● **Brief**: Extract the text of every entry below exactly; leave images out.
-- start of Available data --
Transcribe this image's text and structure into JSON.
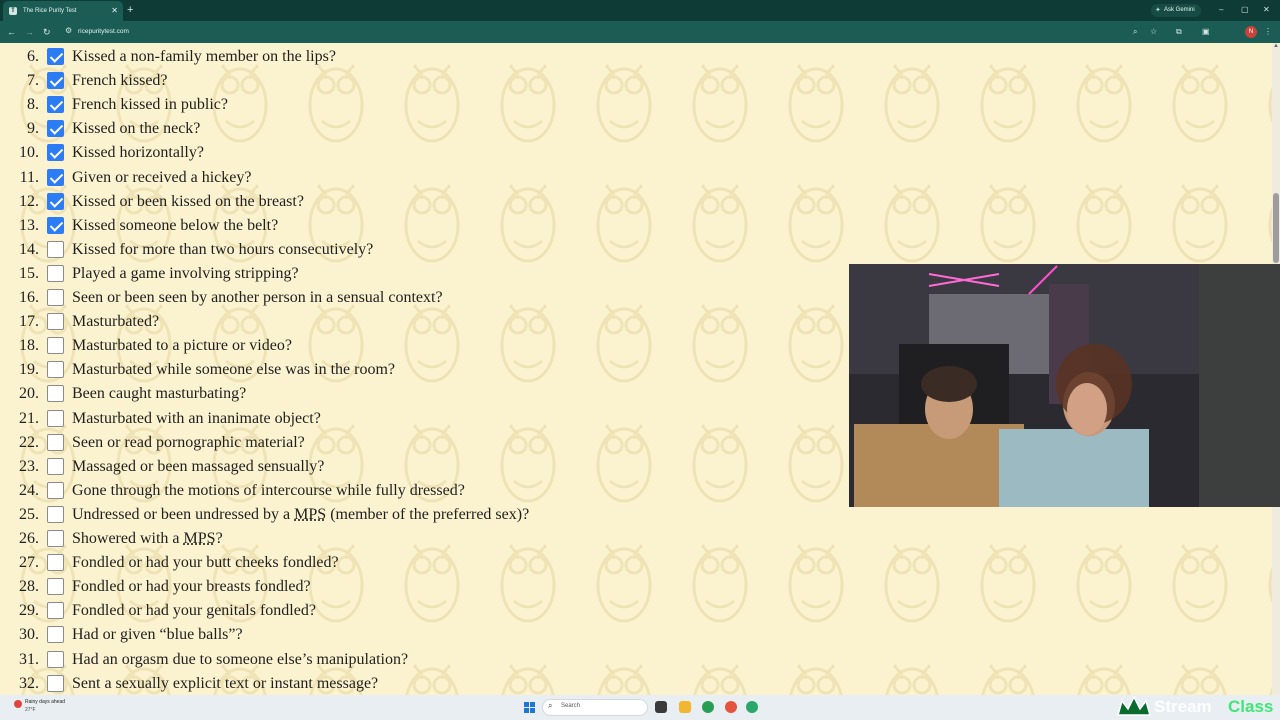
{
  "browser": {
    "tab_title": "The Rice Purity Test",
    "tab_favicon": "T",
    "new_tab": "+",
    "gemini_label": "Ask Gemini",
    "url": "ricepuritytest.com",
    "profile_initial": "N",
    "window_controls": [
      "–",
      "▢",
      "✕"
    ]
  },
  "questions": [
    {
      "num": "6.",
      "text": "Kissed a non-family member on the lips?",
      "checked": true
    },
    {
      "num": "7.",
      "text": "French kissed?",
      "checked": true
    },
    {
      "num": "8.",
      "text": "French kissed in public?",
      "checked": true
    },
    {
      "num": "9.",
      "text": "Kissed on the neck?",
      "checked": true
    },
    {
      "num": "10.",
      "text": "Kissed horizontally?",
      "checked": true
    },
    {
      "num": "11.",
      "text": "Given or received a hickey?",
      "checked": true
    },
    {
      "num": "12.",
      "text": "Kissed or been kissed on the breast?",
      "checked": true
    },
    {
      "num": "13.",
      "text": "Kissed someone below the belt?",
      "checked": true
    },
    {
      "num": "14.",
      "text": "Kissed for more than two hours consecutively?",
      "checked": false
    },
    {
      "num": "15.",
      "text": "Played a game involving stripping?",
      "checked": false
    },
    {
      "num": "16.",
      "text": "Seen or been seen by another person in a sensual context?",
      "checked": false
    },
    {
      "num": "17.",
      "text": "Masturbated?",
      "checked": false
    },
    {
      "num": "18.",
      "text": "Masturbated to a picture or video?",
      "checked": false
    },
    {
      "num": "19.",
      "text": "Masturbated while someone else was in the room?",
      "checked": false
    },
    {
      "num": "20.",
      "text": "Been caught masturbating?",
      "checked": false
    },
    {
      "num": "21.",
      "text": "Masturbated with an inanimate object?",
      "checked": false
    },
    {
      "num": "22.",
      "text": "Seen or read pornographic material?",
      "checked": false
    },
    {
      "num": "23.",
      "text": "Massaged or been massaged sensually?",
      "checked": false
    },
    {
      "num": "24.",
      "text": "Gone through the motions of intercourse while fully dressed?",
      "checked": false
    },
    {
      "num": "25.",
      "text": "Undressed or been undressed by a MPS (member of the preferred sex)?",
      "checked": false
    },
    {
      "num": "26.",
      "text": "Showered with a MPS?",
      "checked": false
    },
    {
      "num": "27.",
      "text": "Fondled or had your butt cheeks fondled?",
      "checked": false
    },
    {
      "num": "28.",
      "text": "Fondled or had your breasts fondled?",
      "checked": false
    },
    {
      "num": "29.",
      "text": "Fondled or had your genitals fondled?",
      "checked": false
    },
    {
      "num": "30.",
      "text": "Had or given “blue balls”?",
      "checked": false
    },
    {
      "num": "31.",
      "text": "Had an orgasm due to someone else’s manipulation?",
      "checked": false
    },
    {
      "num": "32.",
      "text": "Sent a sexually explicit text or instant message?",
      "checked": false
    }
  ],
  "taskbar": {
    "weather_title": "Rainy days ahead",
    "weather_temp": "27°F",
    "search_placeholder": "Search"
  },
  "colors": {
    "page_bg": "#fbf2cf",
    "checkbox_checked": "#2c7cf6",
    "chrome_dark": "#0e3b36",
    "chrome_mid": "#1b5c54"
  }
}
-- end of Available data --
● **Correct result**:
Transcribe this image's text and structure into JSON.
{
  "browser": {
    "tab_title": "The Rice Purity Test",
    "tab_favicon": "T",
    "new_tab": "+",
    "gemini_label": "Ask Gemini",
    "url": "ricepuritytest.com",
    "profile_initial": "N",
    "window_controls": [
      "–",
      "▢",
      "✕"
    ]
  },
  "questions": [
    {
      "num": "6.",
      "text": "Kissed a non-family member on the lips?",
      "checked": true
    },
    {
      "num": "7.",
      "text": "French kissed?",
      "checked": true
    },
    {
      "num": "8.",
      "text": "French kissed in public?",
      "checked": true
    },
    {
      "num": "9.",
      "text": "Kissed on the neck?",
      "checked": true
    },
    {
      "num": "10.",
      "text": "Kissed horizontally?",
      "checked": true
    },
    {
      "num": "11.",
      "text": "Given or received a hickey?",
      "checked": true
    },
    {
      "num": "12.",
      "text": "Kissed or been kissed on the breast?",
      "checked": true
    },
    {
      "num": "13.",
      "text": "Kissed someone below the belt?",
      "checked": true
    },
    {
      "num": "14.",
      "text": "Kissed for more than two hours consecutively?",
      "checked": false
    },
    {
      "num": "15.",
      "text": "Played a game involving stripping?",
      "checked": false
    },
    {
      "num": "16.",
      "text": "Seen or been seen by another person in a sensual context?",
      "checked": false
    },
    {
      "num": "17.",
      "text": "Masturbated?",
      "checked": false
    },
    {
      "num": "18.",
      "text": "Masturbated to a picture or video?",
      "checked": false
    },
    {
      "num": "19.",
      "text": "Masturbated while someone else was in the room?",
      "checked": false
    },
    {
      "num": "20.",
      "text": "Been caught masturbating?",
      "checked": false
    },
    {
      "num": "21.",
      "text": "Masturbated with an inanimate object?",
      "checked": false
    },
    {
      "num": "22.",
      "text": "Seen or read pornographic material?",
      "checked": false
    },
    {
      "num": "23.",
      "text": "Massaged or been massaged sensually?",
      "checked": false
    },
    {
      "num": "24.",
      "text": "Gone through the motions of intercourse while fully dressed?",
      "checked": false
    },
    {
      "num": "25.",
      "text": "Undressed or been undressed by a MPS (member of the preferred sex)?",
      "checked": false
    },
    {
      "num": "26.",
      "text": "Showered with a MPS?",
      "checked": false
    },
    {
      "num": "27.",
      "text": "Fondled or had your butt cheeks fondled?",
      "checked": false
    },
    {
      "num": "28.",
      "text": "Fondled or had your breasts fondled?",
      "checked": false
    },
    {
      "num": "29.",
      "text": "Fondled or had your genitals fondled?",
      "checked": false
    },
    {
      "num": "30.",
      "text": "Had or given “blue balls”?",
      "checked": false
    },
    {
      "num": "31.",
      "text": "Had an orgasm due to someone else’s manipulation?",
      "checked": false
    },
    {
      "num": "32.",
      "text": "Sent a sexually explicit text or instant message?",
      "checked": false
    }
  ],
  "taskbar": {
    "weather_title": "Rainy days ahead",
    "weather_temp": "27°F",
    "search_placeholder": "Search"
  },
  "colors": {
    "page_bg": "#fbf2cf",
    "checkbox_checked": "#2c7cf6",
    "chrome_dark": "#0e3b36",
    "chrome_mid": "#1b5c54"
  }
}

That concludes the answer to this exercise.